What needs to be done — Note how many lines contain "شماره" and give that number, with nothing else.

Input records —
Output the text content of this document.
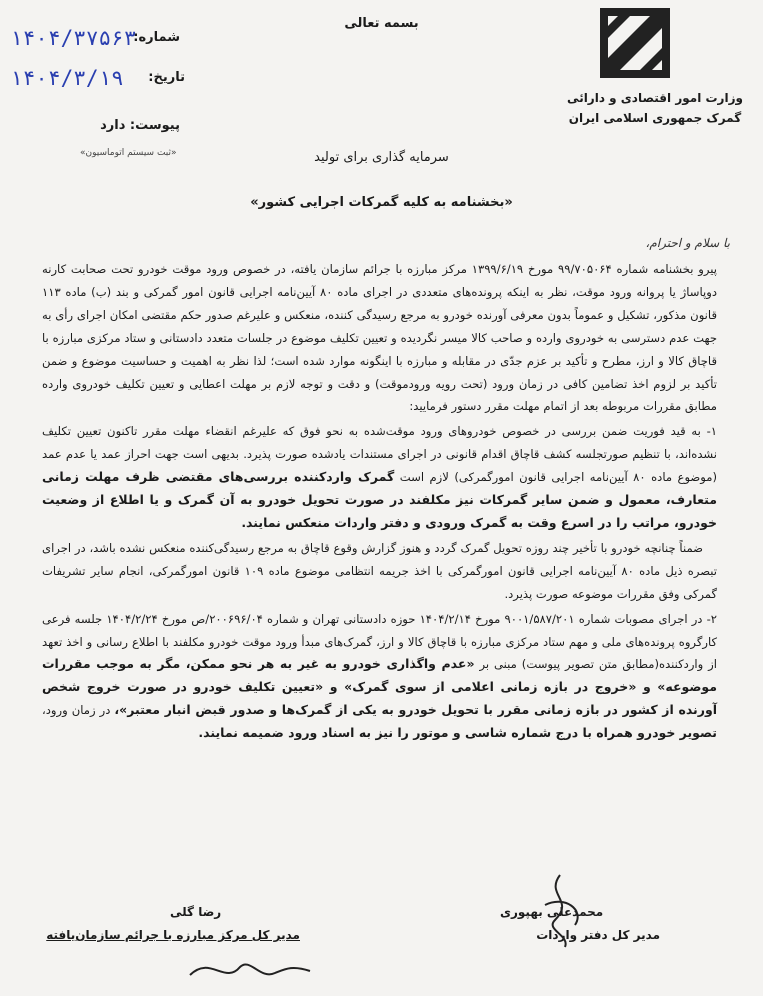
بسمه تعالی
وزارت امور اقتصادی و دارائی
گمرک جمهوری اسلامی ایران
شماره:
۱۴۰۴/۳۷۵۶۳
تاریخ:
۱۴۰۴/۳/۱۹
پیوست: دارد
«ثبت سیستم اتوماسیون»	سرمایه گذاری برای تولید
«بخشنامه به کلیه گمرکات اجرایی کشور»
با سلام و احترام،

پیرو بخشنامه شماره ۹۹/۷۰۵۰۶۴ مورخ ۱۳۹۹/۶/۱۹ مرکز مبارزه با جرائم سازمان یافته، در خصوص ورود موقت خودرو تحت صحابت کارنه دوپاساژ یا پروانه ورود موقت، نظر به اینکه پرونده‌های متعددی در اجرای ماده ۸۰ آیین‌نامه اجرایی قانون امور گمرکی و بند (ب) ماده ۱۱۳ قانون مذکور، تشکیل و عموماً بدون معرفی آورنده خودرو به مرجع رسیدگی کننده، منعکس و علیرغم صدور حکم مقتضی امکان اجرای رأی به جهت عدم دسترسی به خودروی وارده و صاحب کالا میسر نگردیده و تعیین تکلیف موضوع در جلسات متعدد دادستانی و ستاد مرکزی مبارزه با قاچاق کالا و ارز، مطرح و تأکید بر عزم جدّی در مقابله و مبارزه با اینگونه موارد شده است؛ لذا نظر به اهمیت و حساسیت موضوع و ضمن تأکید بر لزوم اخذ تضامین کافی در زمان ورود (تحت رویه ورودموقت) و دقت و توجه لازم بر مهلت اعطایی و تعیین تکلیف خودروی وارده مطابق مقررات مربوطه بعد از اتمام مهلت مقرر دستور فرمایید:

۱- به قید فوریت ضمن بررسی در خصوص خودروهای ورود موقت‌شده به نحو فوق که علیرغم انقضاء مهلت مقرر تاکنون تعیین تکلیف نشده‌اند، با تنظیم صورتجلسه کشف قاچاق اقدام قانونی در اجرای مستندات یادشده صورت پذیرد. بدیهی است جهت احراز عمد یا عدم عمد (موضوع ماده ۸۰ آیین‌نامه اجرایی قانون امورگمرکی) لازم است گمرک واردکننده بررسی‌های مقتضی ظرف مهلت زمانی متعارف، معمول و ضمن سایر گمرکات نیز مکلفند در صورت تحویل خودرو به آن گمرک و یا اطلاع از وضعیت خودرو، مراتب را در اسرع وقت به گمرک ورودی و دفتر واردات منعکس نمایند.

ضمناً چنانچه خودرو با تأخیر چند روزه تحویل گمرک گردد و هنوز گزارش وقوع قاچاق به مرجع رسیدگی‌کننده منعکس نشده باشد، در اجرای تبصره ذیل ماده ۸۰ آیین‌نامه اجرایی قانون امورگمرکی با اخذ جریمه انتظامی موضوع ماده ۱۰۹ قانون امورگمرکی، انجام سایر تشریفات گمرکی وفق مقررات موضوعه صورت پذیرد.

۲- در اجرای مصوبات شماره ۹۰۰۱/۵۸۷/۲۰۱ مورخ ۱۴۰۴/۲/۱۴ حوزه دادستانی تهران و شماره ۲۰۰۶۹۶/۰۴/ص مورخ ۱۴۰۴/۲/۲۴ جلسه فرعی کارگروه پرونده‌های ملی و مهم ستاد مرکزی مبارزه با قاچاق کالا و ارز، گمرک‌های مبدأ ورود موقت خودرو مکلفند با اطلاع رسانی و اخذ تعهد از واردکننده(مطابق متن تصویر پیوست) مبنی بر «عدم واگذاری خودرو به غیر به هر نحو ممکن، مگر به موجب مقررات موضوعه» و «خروج در بازه زمانی اعلامی از سوی گمرک» و «تعیین تکلیف خودرو در صورت خروج شخص آورنده از کشور در بازه زمانی مقرر با تحویل خودرو به یکی از گمرک‌ها و صدور قبض انبار معتبر»، در زمان ورود، تصویر خودرو همراه با درج شماره شاسی و موتور را نیز به اسناد ورود ضمیمه نمایند.

رضا گلی
مدیر کل مرکز مبارزه با جرائم سازمان‌یافته
محمدعلی بهپوری
مدیر کل دفتر واردات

Task response — 3